**Data entries**

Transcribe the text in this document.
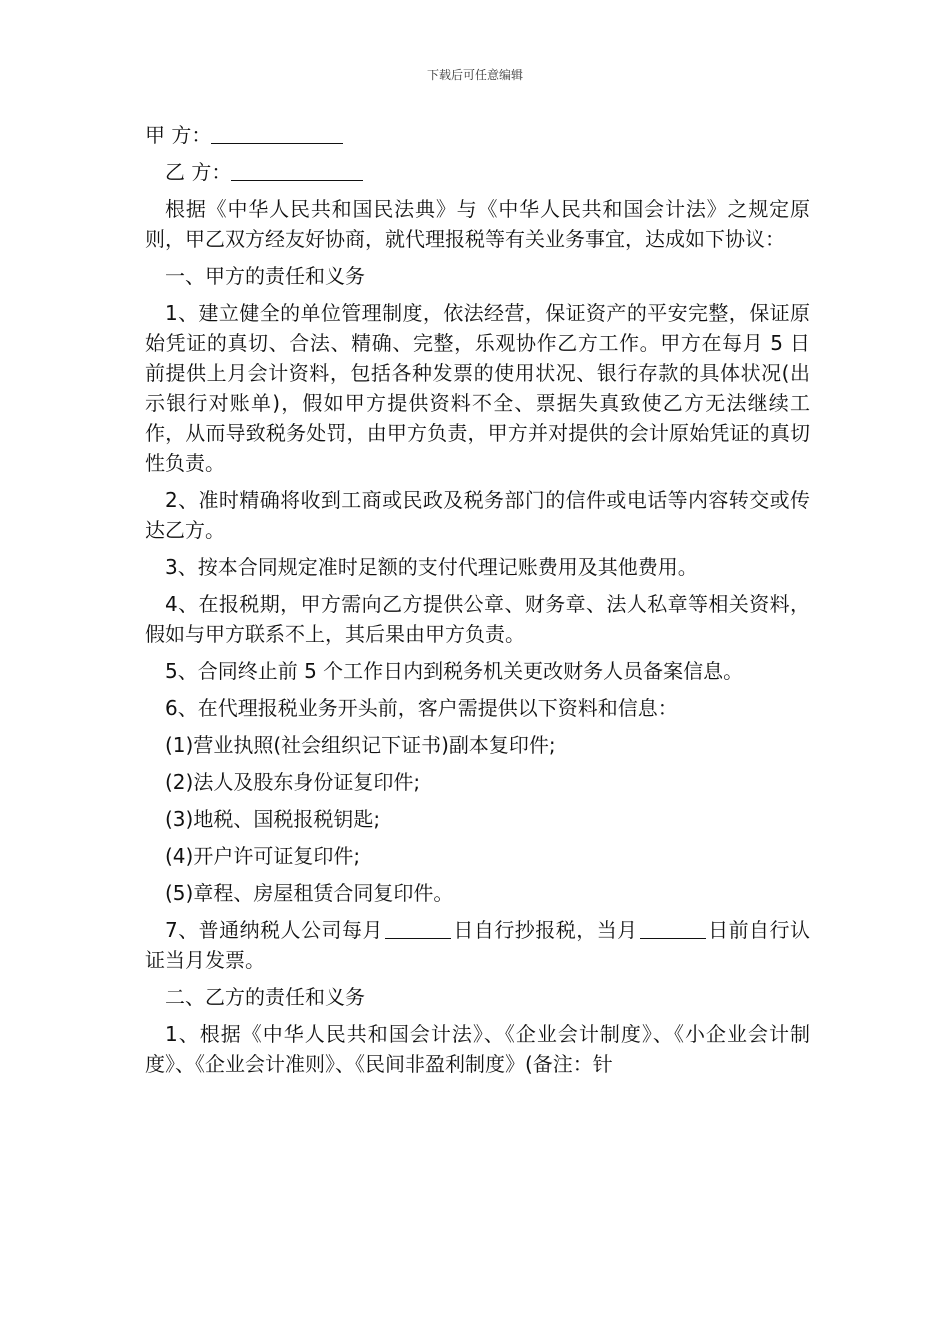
下载后可任意编辑

甲 方：

乙 方：

根据《中华人民共和国民法典》与《中华人民共和国会计法》之规定原则，甲乙双方经友好协商，就代理报税等有关业务事宜，达成如下协议：

一、甲方的责任和义务

1、建立健全的单位管理制度，依法经营，保证资产的平安完整，保证原始凭证的真切、合法、精确、完整，乐观协作乙方工作。甲方在每月 5 日前提供上月会计资料，包括各种发票的使用状况、银行存款的具体状况(出示银行对账单)，假如甲方提供资料不全、票据失真致使乙方无法继续工作，从而导致税务处罚，由甲方负责，甲方并对提供的会计原始凭证的真切性负责。

2、准时精确将收到工商或民政及税务部门的信件或电话等内容转交或传达乙方。

3、按本合同规定准时足额的支付代理记账费用及其他费用。

4、在报税期，甲方需向乙方提供公章、财务章、法人私章等相关资料，假如与甲方联系不上，其后果由甲方负责。

5、合同终止前 5 个工作日内到税务机关更改财务人员备案信息。

6、在代理报税业务开头前，客户需提供以下资料和信息：

(1)营业执照(社会组织记下证书)副本复印件;

(2)法人及股东身份证复印件;

(3)地税、国税报税钥匙;

(4)开户许可证复印件;

(5)章程、房屋租赁合同复印件。

7、普通纳税人公司每月	日自行抄报税，当月	日前自行认证当月发票。

二、乙方的责任和义务

1、根据《中华人民共和国会计法》、《企业会计制度》、《小企业会计制度》、《企业会计准则》、《民间非盈利制度》(备注：针
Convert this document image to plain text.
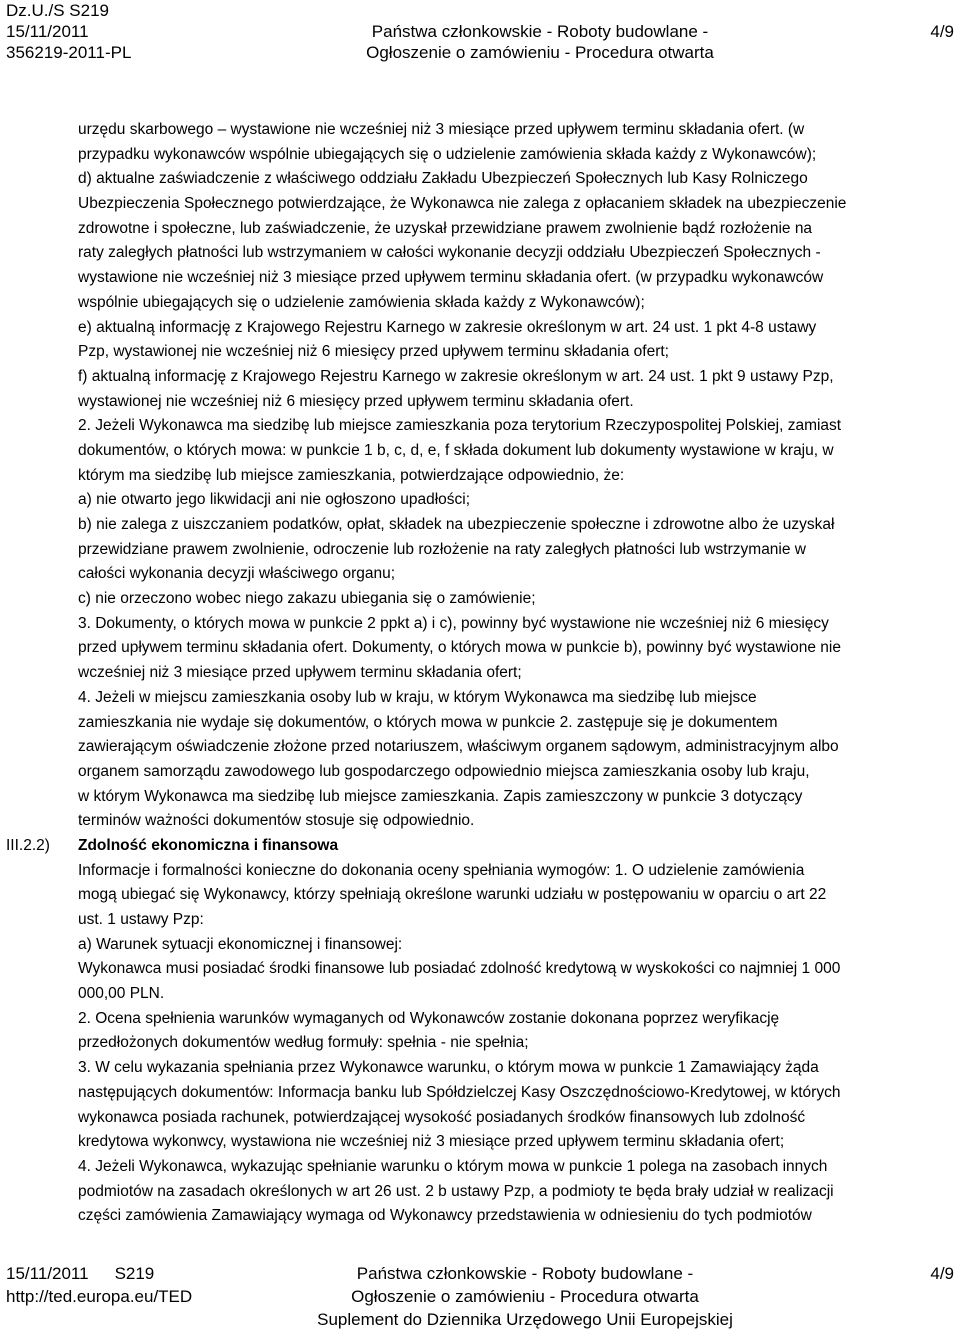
Dz.U./S S219
15/11/2011
356219-2011-PL
Państwa członkowskie - Roboty budowlane -
Ogłoszenie o zamówieniu - Procedura otwarta
4/9
urzędu skarbowego – wystawione nie wcześniej niż 3 miesiące przed upływem terminu składania ofert. (w
przypadku wykonawców wspólnie ubiegających się o udzielenie zamówienia składa każdy z Wykonawców);
d) aktualne zaświadczenie z właściwego oddziału Zakładu Ubezpieczeń Społecznych lub Kasy Rolniczego
Ubezpieczenia Społecznego potwierdzające, że Wykonawca nie zalega z opłacaniem składek na ubezpieczenie
zdrowotne i społeczne, lub zaświadczenie, że uzyskał przewidziane prawem zwolnienie bądź rozłożenie na
raty zaległych płatności lub wstrzymaniem w całości wykonanie decyzji oddziału Ubezpieczeń Społecznych -
wystawione nie wcześniej niż 3 miesiące przed upływem terminu składania ofert. (w przypadku wykonawców
wspólnie ubiegających się o udzielenie zamówienia składa każdy z Wykonawców);
e) aktualną informację z Krajowego Rejestru Karnego w zakresie określonym w art. 24 ust. 1 pkt 4-8 ustawy
Pzp, wystawionej nie wcześniej niż 6 miesięcy przed upływem terminu składania ofert;
f) aktualną informację z Krajowego Rejestru Karnego w zakresie określonym w art. 24 ust. 1 pkt 9 ustawy Pzp,
wystawionej nie wcześniej niż 6 miesięcy przed upływem terminu składania ofert.
2. Jeżeli Wykonawca ma siedzibę lub miejsce zamieszkania poza terytorium Rzeczypospolitej Polskiej, zamiast
dokumentów, o których mowa: w punkcie 1 b, c, d, e, f składa dokument lub dokumenty wystawione w kraju, w
którym ma siedzibę lub miejsce zamieszkania, potwierdzające odpowiednio, że:
a) nie otwarto jego likwidacji ani nie ogłoszono upadłości;
b) nie zalega z uiszczaniem podatków, opłat, składek na ubezpieczenie społeczne i zdrowotne albo że uzyskał
przewidziane prawem zwolnienie, odroczenie lub rozłożenie na raty zaległych płatności lub wstrzymanie w
całości wykonania decyzji właściwego organu;
c) nie orzeczono wobec niego zakazu ubiegania się o zamówienie;
3. Dokumenty, o których mowa w punkcie 2 ppkt a) i c), powinny być wystawione nie wcześniej niż 6 miesięcy
przed upływem terminu składania ofert. Dokumenty, o których mowa w punkcie b), powinny być wystawione nie
wcześniej niż 3 miesiące przed upływem terminu składania ofert;
4. Jeżeli w miejscu zamieszkania osoby lub w kraju, w którym Wykonawca ma siedzibę lub miejsce
zamieszkania nie wydaje się dokumentów, o których mowa w punkcie 2. zastępuje się je dokumentem
zawierającym oświadczenie złożone przed notariuszem, właściwym organem sądowym, administracyjnym albo
organem samorządu zawodowego lub gospodarczego odpowiednio miejsca zamieszkania osoby lub kraju,
w którym Wykonawca ma siedzibę lub miejsce zamieszkania. Zapis zamieszczony w punkcie 3 dotyczący
terminów ważności dokumentów stosuje się odpowiednio.
III.2.2) Zdolność ekonomiczna i finansowa
Informacje i formalności konieczne do dokonania oceny spełniania wymogów: 1. O udzielenie zamówienia
mogą ubiegać się Wykonawcy, którzy spełniają określone warunki udziału w postępowaniu w oparciu o art 22
ust. 1 ustawy Pzp:
a) Warunek sytuacji ekonomicznej i finansowej:
Wykonawca musi posiadać środki finansowe lub posiadać zdolność kredytową w wyskokości co najmniej 1 000
000,00 PLN.
2. Ocena spełnienia warunków wymaganych od Wykonawców zostanie dokonana poprzez weryfikację
przedłożonych dokumentów według formuły: spełnia - nie spełnia;
3. W celu wykazania spełniania przez Wykonawce warunku, o którym mowa w punkcie 1 Zamawiający żąda
następujących dokumentów: Informacja banku lub Spółdzielczej Kasy Oszczędnościowo-Kredytowej, w których
wykonawca posiada rachunek, potwierdzającej wysokość posiadanych środków finansowych lub zdolność
kredytowa wykonwcy, wystawiona nie wcześniej niż 3 miesiące przed upływem terminu składania ofert;
4. Jeżeli Wykonawca, wykazując spełnianie warunku o którym mowa w punkcie 1 polega na zasobach innych
podmiotów na zasadach określonych w art 26 ust. 2 b ustawy Pzp, a podmioty te będa brały udział w realizacji
części zamówienia Zamawiający wymaga od Wykonawcy przedstawienia w odniesieniu do tych podmiotów
15/11/2011 S219
http://ted.europa.eu/TED
Państwa członkowskie - Roboty budowlane -
Ogłoszenie o zamówieniu - Procedura otwarta
Suplement do Dziennika Urzędowego Unii Europejskiej
4/9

**EXERCISE DIRECTIONS**
Only lines with the string "aktualną" belong in your answer; copy each one.

**RESULT BELOW**
e) aktualną informację z Krajowego Rejestru Karnego w zakresie określonym w art. 24 ust. 1 pkt 4-8 ustawy
f) aktualną informację z Krajowego Rejestru Karnego w zakresie określonym w art. 24 ust. 1 pkt 9 ustawy Pzp,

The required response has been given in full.